# Moose



## pdkpotocki (Aug 3, 2004)

My parents just got some moose to try what is the best way to prepare it. My mom is alittle gun shy about cooking it. I told her the best way to cook it s to send it up to me and ill cook it for myself.


----------



## Shop Rat (Apr 8, 2006)

Cook it like deer. If it is a cow moose, it will not have any gamey taste. A bull in rut might need some marinade or seasoning. I have heard of people "stinking up their house" with a bull moose or caribou, but never with me. Myself, dad and brother would go for moose or caribou every few years. Bull moose in rut will wallow in a puddle of urine.


----------



## Blaze (Oct 13, 2005)

I have been eating alot of moose lately, as I was in Newfoundland last October and shot a young bull. I brought back 285 pounds of boneless meat.

I do have a couple tips for you, You didn't mention what cuts of meat you have, steaks, roasts, burger? I had the bulk of my moose ground into burger, with the exception of the tenderloins, and backstraps. Moose tends to be tough unless you have a very young animal. The secret to moose, as with any venision, is not to overcook it!, don't cook it more than medium, you still want it pink inside at the very minimum....I prefer medium rare.

If you have steaks cut them thin, and cook them quick, sear them, brown them on both sides and they are done. A good easy receipt for the steaks is a "moose smash".....if the steaks are thick, cut into smaller pieces and smash them with a mallet, or cast iron pan or skillet, season them to your taste and cook on high heat, quickly. A cast iron skillet works the best. I prefer to sear them in butter, but you can use olive oil if you like or a combination of both. Remember to not over cook them!

Data entries –

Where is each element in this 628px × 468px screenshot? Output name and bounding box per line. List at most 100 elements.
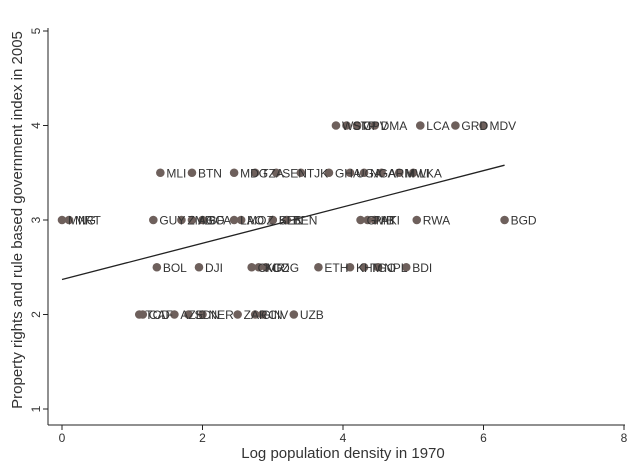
data-point-label: AZE bbox=[180, 308, 203, 322]
data-point-label: SEN bbox=[282, 166, 307, 180]
data-point-label: TZA bbox=[261, 166, 284, 180]
data-point-label: KHM bbox=[356, 261, 383, 275]
data-point-label: NER bbox=[209, 308, 235, 322]
data-point-label: GRD bbox=[461, 119, 488, 133]
data-point-label: ZMB bbox=[187, 214, 212, 228]
data-point-label: BDI bbox=[412, 261, 432, 275]
x-tick-label: 6 bbox=[480, 431, 487, 445]
data-point bbox=[250, 168, 260, 178]
data-point-label: BOL bbox=[163, 261, 187, 275]
data-point bbox=[194, 262, 204, 272]
data-point bbox=[187, 168, 197, 178]
data-point-label: MDV bbox=[490, 119, 517, 133]
data-point-label: ETH bbox=[324, 261, 348, 275]
data-point bbox=[268, 215, 278, 225]
x-tick-label: 8 bbox=[621, 431, 628, 445]
data-point bbox=[247, 262, 256, 272]
data-point bbox=[156, 168, 165, 178]
x-tick-label: 0 bbox=[59, 431, 66, 445]
data-point-label: LKA bbox=[419, 166, 442, 180]
data-point bbox=[373, 262, 383, 272]
data-point-label: HTI bbox=[381, 214, 400, 228]
data-point-label: TCD bbox=[145, 308, 170, 322]
data-point bbox=[184, 310, 193, 319]
data-point bbox=[394, 168, 404, 178]
data-point bbox=[415, 121, 425, 130]
data-point-label: MLI bbox=[166, 166, 186, 180]
data-point bbox=[229, 215, 239, 225]
x-axis-label: Log population density in 1970 bbox=[241, 445, 445, 462]
data-point bbox=[401, 262, 411, 272]
data-point-label: TGO bbox=[370, 261, 396, 275]
data-point bbox=[177, 215, 186, 225]
y-tick-label: 4 bbox=[29, 122, 43, 129]
data-point bbox=[359, 262, 369, 272]
x-tick-label: 4 bbox=[340, 431, 347, 445]
data-point bbox=[345, 262, 355, 272]
data-point-label: GHA bbox=[335, 166, 361, 180]
data-point-label: MWI bbox=[405, 166, 430, 180]
data-point bbox=[345, 168, 355, 178]
data-point bbox=[233, 310, 242, 319]
data-point bbox=[352, 121, 362, 130]
data-point-label: ZAR bbox=[244, 308, 268, 322]
data-point-label: GIN bbox=[261, 308, 282, 322]
data-point-label: AGO bbox=[198, 214, 225, 228]
data-point bbox=[331, 121, 341, 130]
data-point bbox=[236, 215, 246, 225]
data-point bbox=[363, 215, 372, 225]
data-point bbox=[250, 310, 260, 319]
data-point bbox=[149, 215, 158, 225]
data-point bbox=[289, 310, 299, 319]
data-point-label: SLE bbox=[279, 214, 302, 228]
data-point bbox=[500, 215, 509, 225]
data-point-label: GUY bbox=[159, 214, 185, 228]
data-point bbox=[324, 168, 334, 178]
data-point-label: CAF bbox=[149, 308, 173, 322]
data-point-label: WSM bbox=[342, 119, 371, 133]
data-point-label: COG bbox=[272, 261, 299, 275]
data-point bbox=[198, 215, 207, 225]
data-point bbox=[356, 215, 365, 225]
data-point bbox=[408, 168, 418, 178]
data-point-label: ARM bbox=[388, 166, 415, 180]
data-point bbox=[314, 262, 323, 272]
data-point bbox=[198, 310, 207, 319]
data-point bbox=[342, 121, 351, 130]
data-point-label: BGD bbox=[511, 214, 537, 228]
data-point-label: CPV bbox=[363, 119, 388, 133]
data-point-label: PAK bbox=[374, 214, 397, 228]
y-tick-label: 1 bbox=[29, 405, 43, 412]
points-group bbox=[57, 121, 509, 319]
axes: 0 2 4 6 8 1 2 3 4 5 bbox=[29, 27, 628, 445]
data-point bbox=[377, 168, 386, 178]
data-point bbox=[187, 215, 197, 225]
data-point bbox=[64, 215, 74, 225]
y-tick-label: 5 bbox=[29, 27, 43, 34]
data-point-label: DMA bbox=[381, 119, 408, 133]
data-point-label: STP bbox=[353, 119, 376, 133]
data-point bbox=[170, 310, 179, 319]
data-point bbox=[229, 168, 239, 178]
data-point bbox=[257, 310, 267, 319]
data-point-label: KEN bbox=[279, 214, 304, 228]
data-point-label: MRT bbox=[75, 214, 101, 228]
data-point-label: BEN bbox=[293, 214, 318, 228]
data-point-label: SDN bbox=[194, 308, 219, 322]
data-point bbox=[282, 215, 292, 225]
data-point bbox=[451, 121, 460, 130]
data-point bbox=[296, 168, 306, 178]
data-point bbox=[412, 215, 422, 225]
data-point-label: DJI bbox=[205, 261, 223, 275]
data-point-label: NPL bbox=[384, 261, 408, 275]
data-point-label: MOZ bbox=[247, 214, 274, 228]
data-point bbox=[359, 168, 369, 178]
x-tick-label: 2 bbox=[199, 431, 206, 445]
data-point bbox=[254, 262, 263, 272]
data-point-label: RWA bbox=[423, 214, 450, 228]
data-point bbox=[152, 262, 162, 272]
data-point bbox=[370, 121, 379, 130]
data-point-label: TJK bbox=[307, 166, 328, 180]
data-point bbox=[138, 310, 148, 319]
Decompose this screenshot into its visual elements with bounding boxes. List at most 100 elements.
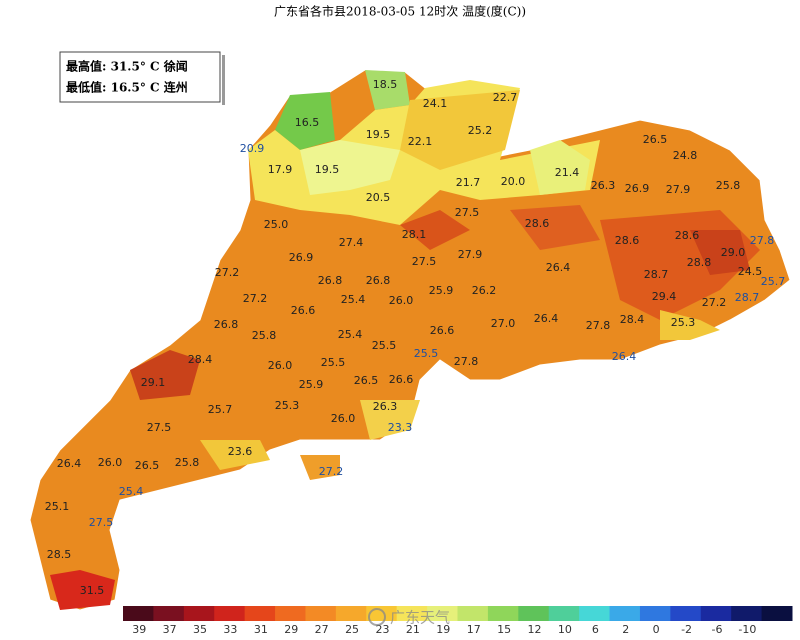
station-label: 27.9 bbox=[458, 248, 483, 261]
station-label: 26.4 bbox=[546, 261, 571, 274]
legend-tick-label: 31 bbox=[254, 623, 268, 636]
legend-swatch bbox=[761, 606, 793, 621]
station-label: 26.4 bbox=[57, 457, 82, 470]
station-label: 26.4 bbox=[534, 312, 559, 325]
station-label: 27.8 bbox=[586, 319, 611, 332]
station-label: 28.4 bbox=[188, 353, 213, 366]
station-label: 27.4 bbox=[339, 236, 364, 249]
legend-swatch bbox=[123, 606, 154, 621]
station-label: 21.7 bbox=[456, 176, 481, 189]
legend-swatch bbox=[396, 606, 428, 621]
station-label: 29.4 bbox=[652, 290, 677, 303]
station-label: 26.8 bbox=[366, 274, 391, 287]
station-label: 26.5 bbox=[135, 459, 160, 472]
station-label: 26.5 bbox=[354, 374, 379, 387]
station-label: 27.2 bbox=[243, 292, 268, 305]
station-label: 23.3 bbox=[388, 421, 413, 434]
station-label: 28.7 bbox=[735, 291, 760, 304]
station-label: 25.3 bbox=[275, 399, 300, 412]
station-label: 22.1 bbox=[408, 135, 433, 148]
station-label: 25.5 bbox=[321, 356, 346, 369]
legend-swatch bbox=[214, 606, 246, 621]
legend-swatch bbox=[609, 606, 641, 621]
station-label: 27.5 bbox=[147, 421, 172, 434]
legend-tick-label: -10 bbox=[738, 623, 756, 636]
watermark-text: 广东天气 bbox=[390, 609, 450, 627]
watermark: 广东天气 bbox=[368, 608, 450, 627]
station-label: 28.6 bbox=[615, 234, 640, 247]
station-label: 25.8 bbox=[716, 179, 741, 192]
legend-swatch bbox=[579, 606, 611, 621]
station-label: 25.9 bbox=[429, 284, 454, 297]
legend-swatch bbox=[518, 606, 550, 621]
station-label: 26.6 bbox=[389, 373, 414, 386]
info-box-frame bbox=[59, 51, 221, 103]
legend-tick-label: 19 bbox=[436, 623, 450, 636]
legend-tick-label: 39 bbox=[132, 623, 146, 636]
info-box: 最高值: 31.5° C 徐闻 最低值: 16.5° C 连州 bbox=[59, 51, 225, 105]
station-label: 25.4 bbox=[341, 293, 366, 306]
station-label: 27.2 bbox=[319, 465, 344, 478]
legend-swatch bbox=[487, 606, 519, 621]
station-label: 25.4 bbox=[338, 328, 363, 341]
station-label: 27.2 bbox=[702, 296, 727, 309]
station-label: 26.6 bbox=[291, 304, 316, 317]
legend-tick-label: 21 bbox=[406, 623, 420, 636]
legend-swatch bbox=[335, 606, 367, 621]
station-label: 29.1 bbox=[141, 376, 166, 389]
station-label: 25.0 bbox=[264, 218, 289, 231]
legend-tick-label: 27 bbox=[315, 623, 329, 636]
station-label: 24.5 bbox=[738, 265, 763, 278]
station-label: 28.8 bbox=[687, 256, 712, 269]
station-label: 27.8 bbox=[750, 234, 775, 247]
legend-tick-label: 29 bbox=[284, 623, 298, 636]
station-label: 25.9 bbox=[299, 378, 324, 391]
legend-swatch bbox=[700, 606, 732, 621]
legend-tick-label: -6 bbox=[711, 623, 722, 636]
max-info: 最高值: 31.5° C 徐闻 bbox=[66, 59, 188, 74]
station-label: 26.0 bbox=[331, 412, 356, 425]
station-label: 26.3 bbox=[373, 400, 398, 413]
legend-swatch bbox=[244, 606, 276, 621]
legend-swatch bbox=[275, 606, 306, 621]
station-label: 28.6 bbox=[675, 229, 700, 242]
station-label: 18.5 bbox=[373, 78, 398, 91]
station-label: 25.4 bbox=[119, 485, 144, 498]
station-label: 25.5 bbox=[372, 339, 397, 352]
info-box-shadow bbox=[222, 55, 225, 105]
station-label: 26.2 bbox=[472, 284, 497, 297]
legend-swatch bbox=[153, 606, 185, 621]
legend: 39 37 35 33 31 29 27 25 23 21 19 17 15 12 10 6 2 0 -2 -6 -10 bbox=[123, 606, 793, 636]
legend-tick-label: -2 bbox=[681, 623, 692, 636]
station-label: 29.0 bbox=[721, 246, 746, 259]
station-label: 27.2 bbox=[215, 266, 240, 279]
station-label: 26.0 bbox=[98, 456, 123, 469]
station-label: 28.4 bbox=[620, 313, 645, 326]
station-label: 26.5 bbox=[643, 133, 668, 146]
station-label: 23.6 bbox=[228, 445, 253, 458]
station-labels: 18.5 24.1 22.7 16.5 19.5 25.2 20.9 22.1 26.5 24.8… bbox=[45, 78, 786, 597]
station-label: 26.6 bbox=[430, 324, 455, 337]
legend-swatch bbox=[427, 606, 458, 621]
station-label: 28.5 bbox=[47, 548, 72, 561]
legend-tick-label: 35 bbox=[193, 623, 207, 636]
legend-tick-label: 37 bbox=[163, 623, 177, 636]
station-label: 25.5 bbox=[414, 347, 439, 360]
station-label: 25.3 bbox=[671, 316, 696, 329]
legend-tick-label: 12 bbox=[528, 623, 542, 636]
legend-swatch bbox=[548, 606, 580, 621]
station-label: 27.5 bbox=[412, 255, 437, 268]
station-label: 28.6 bbox=[525, 217, 550, 230]
station-label: 27.5 bbox=[89, 516, 114, 529]
min-info: 最低值: 16.5° C 连州 bbox=[66, 80, 188, 95]
legend-swatch bbox=[731, 606, 763, 621]
station-label: 21.4 bbox=[555, 166, 580, 179]
station-label: 16.5 bbox=[295, 116, 320, 129]
station-label: 26.8 bbox=[214, 318, 239, 331]
station-label: 26.9 bbox=[289, 251, 314, 264]
station-label: 27.8 bbox=[454, 355, 479, 368]
station-label: 20.9 bbox=[240, 142, 265, 155]
station-label: 17.9 bbox=[268, 163, 293, 176]
station-label: 25.7 bbox=[761, 275, 786, 288]
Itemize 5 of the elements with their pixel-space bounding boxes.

Aim of the exercise –
In the moose thread, how much boneless meat did the poster who hunted in Newfoundland bring back?

Written solution –
285 pounds